Song by Bee Gees

from the album Horizontal
- Released: February 1968
- Recorded: 30 July, 1 and 10 August, 28 October 1967
- Genre: Soft rock, progressive rock
- Length: 2:19 (mono) 2:23 (stereo)
- Songwriters: Barry, Robin and Maurice Gibb
- Producers: Robert Stigwood, Bee Gees

= Birdie Told Me =

"Birdie Told Me" is a song by the Bee Gees, recorded for the album Horizontal (1967). It was written by Barry, Robin and Maurice Gibb. The song has a duration of 2 minutes and 19 seconds in mono and 2:23 in stereo.

"Birdie Told Me" was covered by Dodle Best.

==Recording==
When the band entered Chappell Studios to begin recording the album in earnest, the first song they recorded was "Birdie Told Me". Barry recalls "'Birdie Told Me' is something I think I brought in, really about love on the rebound". "Obviously the person has lost the one he loves, and she's telling him it's going to be alright. A pretty song."

•••

» **Parts of the exercise**:
[A] List every date on which the "Birdie Told Me" article says the song was recorded.
[B] According to the "Birdie Told Me" article, in which studio was the song recorded?
[C] From the "Birdie Told Me" article, reproduce the passage that opens with the words "- Songwriters: Barry, Robin" and ends after "2:23 in stereo.".

Stored data entries:
•••

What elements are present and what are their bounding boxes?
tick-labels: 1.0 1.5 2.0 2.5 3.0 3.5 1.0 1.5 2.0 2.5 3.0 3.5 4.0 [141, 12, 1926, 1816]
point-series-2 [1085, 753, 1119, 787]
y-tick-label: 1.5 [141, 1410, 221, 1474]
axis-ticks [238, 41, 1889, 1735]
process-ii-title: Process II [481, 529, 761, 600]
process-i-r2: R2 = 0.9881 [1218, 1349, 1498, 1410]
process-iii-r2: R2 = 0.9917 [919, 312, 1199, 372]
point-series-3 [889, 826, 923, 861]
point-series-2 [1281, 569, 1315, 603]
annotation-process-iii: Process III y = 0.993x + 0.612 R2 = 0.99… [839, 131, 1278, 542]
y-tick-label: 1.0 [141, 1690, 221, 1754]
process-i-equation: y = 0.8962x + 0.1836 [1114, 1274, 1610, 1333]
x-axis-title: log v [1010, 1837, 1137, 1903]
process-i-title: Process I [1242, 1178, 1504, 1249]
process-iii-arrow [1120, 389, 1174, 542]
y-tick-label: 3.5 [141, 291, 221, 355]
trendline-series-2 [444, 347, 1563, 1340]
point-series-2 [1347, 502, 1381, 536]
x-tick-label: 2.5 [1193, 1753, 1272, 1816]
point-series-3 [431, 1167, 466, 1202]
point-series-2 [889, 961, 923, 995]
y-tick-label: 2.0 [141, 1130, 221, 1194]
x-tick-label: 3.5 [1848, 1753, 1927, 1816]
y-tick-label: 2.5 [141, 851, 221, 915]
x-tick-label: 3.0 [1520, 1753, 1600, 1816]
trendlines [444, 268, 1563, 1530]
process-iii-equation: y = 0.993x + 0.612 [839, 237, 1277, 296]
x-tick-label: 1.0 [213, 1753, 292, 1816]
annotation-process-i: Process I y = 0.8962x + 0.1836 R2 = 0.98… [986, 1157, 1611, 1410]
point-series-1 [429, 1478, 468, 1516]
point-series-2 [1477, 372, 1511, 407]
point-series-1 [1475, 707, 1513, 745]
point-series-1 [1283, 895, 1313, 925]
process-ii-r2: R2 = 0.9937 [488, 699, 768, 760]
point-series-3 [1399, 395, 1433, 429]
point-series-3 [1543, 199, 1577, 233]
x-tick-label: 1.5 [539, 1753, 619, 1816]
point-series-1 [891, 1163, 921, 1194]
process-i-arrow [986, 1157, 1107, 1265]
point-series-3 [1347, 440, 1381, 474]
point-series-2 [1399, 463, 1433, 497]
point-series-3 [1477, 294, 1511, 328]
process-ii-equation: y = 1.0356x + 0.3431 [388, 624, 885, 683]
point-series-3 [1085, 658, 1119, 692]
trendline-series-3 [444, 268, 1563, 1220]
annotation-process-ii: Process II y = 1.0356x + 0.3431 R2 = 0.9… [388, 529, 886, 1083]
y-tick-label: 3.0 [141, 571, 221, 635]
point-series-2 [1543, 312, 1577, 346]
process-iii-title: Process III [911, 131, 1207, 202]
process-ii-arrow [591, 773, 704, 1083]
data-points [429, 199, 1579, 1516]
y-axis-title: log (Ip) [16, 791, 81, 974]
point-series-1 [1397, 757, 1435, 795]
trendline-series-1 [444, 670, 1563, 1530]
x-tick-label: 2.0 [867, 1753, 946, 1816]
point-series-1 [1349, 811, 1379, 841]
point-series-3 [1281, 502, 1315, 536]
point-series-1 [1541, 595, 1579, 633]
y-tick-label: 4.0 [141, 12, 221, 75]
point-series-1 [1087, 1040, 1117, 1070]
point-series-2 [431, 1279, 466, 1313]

•••

» **Answers for the tasks**:
[A]
30 July 1967
1 August 1967
10 August 1967
28 October 1967

[B] Chappell Studios

[C]
- Songwriters: Barry, Robin and Maurice Gibb
- Producers: Robert Stigwood, Bee Gees

= Birdie Told Me =

"Birdie Told Me" is a song by the Bee Gees, recorded for the album Horizontal (1967). It was written by Barry, Robin and Maurice Gibb. The song has a duration of 2 minutes and 19 seconds in mono and 2:23 in stereo.